Restate all the material verbatim, except for the pictures.

***** Dataset rows *****

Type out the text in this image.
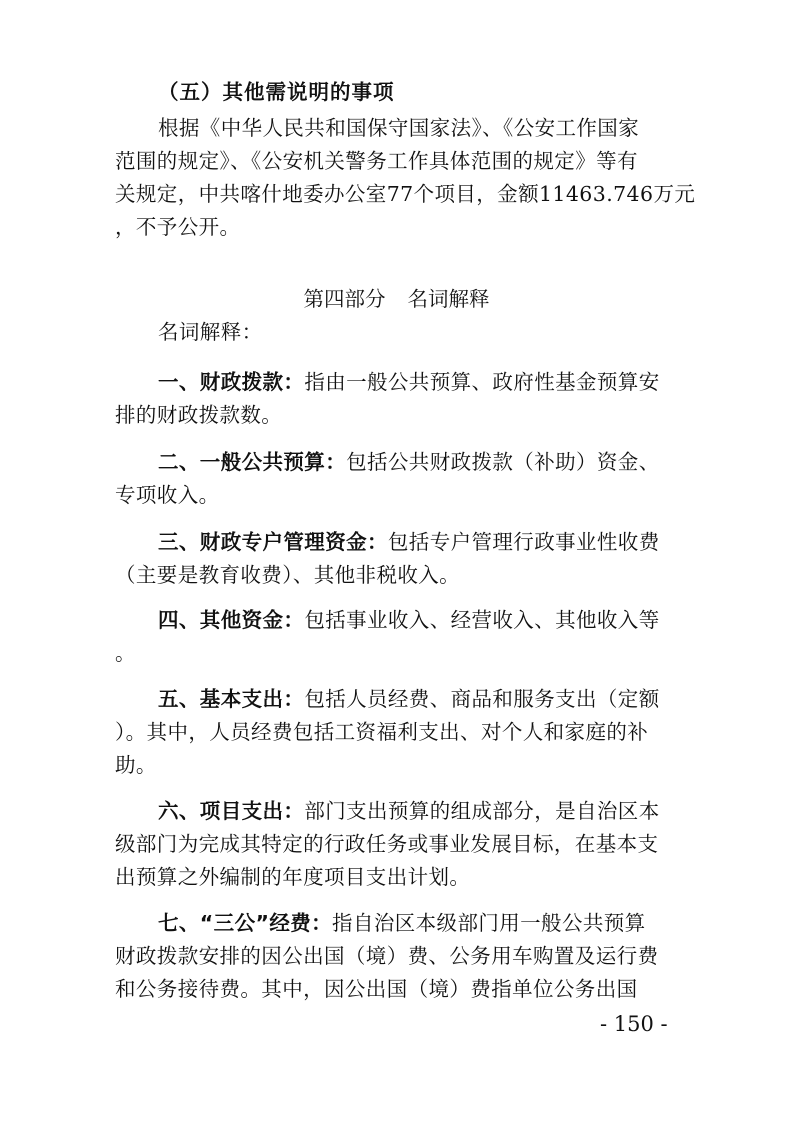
（五）其他需说明的事项
根据《中华人民共和国保守国家法》、《公安工作国家
范围的规定》、《公安机关警务工作具体范围的规定》等有
关规定，中共喀什地委办公室77个项目，金额11463.746万元
，不予公开。
第四部分 名词解释
名词解释：
一、财政拨款：指由一般公共预算、政府性基金预算安
排的财政拨款数。
二、一般公共预算：包括公共财政拨款（补助）资金、
专项收入。
三、财政专户管理资金：包括专户管理行政事业性收费
（主要是教育收费）、其他非税收入。
四、其他资金：包括事业收入、经营收入、其他收入等
。
五、基本支出：包括人员经费、商品和服务支出（定额
）。其中，人员经费包括工资福利支出、对个人和家庭的补
助。
六、项目支出：部门支出预算的组成部分，是自治区本
级部门为完成其特定的行政任务或事业发展目标，在基本支
出预算之外编制的年度项目支出计划。
七、“三公”经费：指自治区本级部门用一般公共预算
财政拨款安排的因公出国（境）费、公务用车购置及运行费
和公务接待费。其中，因公出国（境）费指单位公务出国
- 150 -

*****

## Response:
Type out the text in this image.
（五）其他需说明的事项
根据《中华人民共和国保守国家法》、《公安工作国家
范围的规定》、《公安机关警务工作具体范围的规定》等有
关规定，中共喀什地委办公室77个项目，金额11463.746万元
，不予公开。
第四部分 名词解释
名词解释：
一、财政拨款：指由一般公共预算、政府性基金预算安
排的财政拨款数。
二、一般公共预算：包括公共财政拨款（补助）资金、
专项收入。
三、财政专户管理资金：包括专户管理行政事业性收费
（主要是教育收费）、其他非税收入。
四、其他资金：包括事业收入、经营收入、其他收入等
。
五、基本支出：包括人员经费、商品和服务支出（定额
）。其中，人员经费包括工资福利支出、对个人和家庭的补
助。
六、项目支出：部门支出预算的组成部分，是自治区本
级部门为完成其特定的行政任务或事业发展目标，在基本支
出预算之外编制的年度项目支出计划。
七、“三公”经费：指自治区本级部门用一般公共预算
财政拨款安排的因公出国（境）费、公务用车购置及运行费
和公务接待费。其中，因公出国（境）费指单位公务出国
- 150 -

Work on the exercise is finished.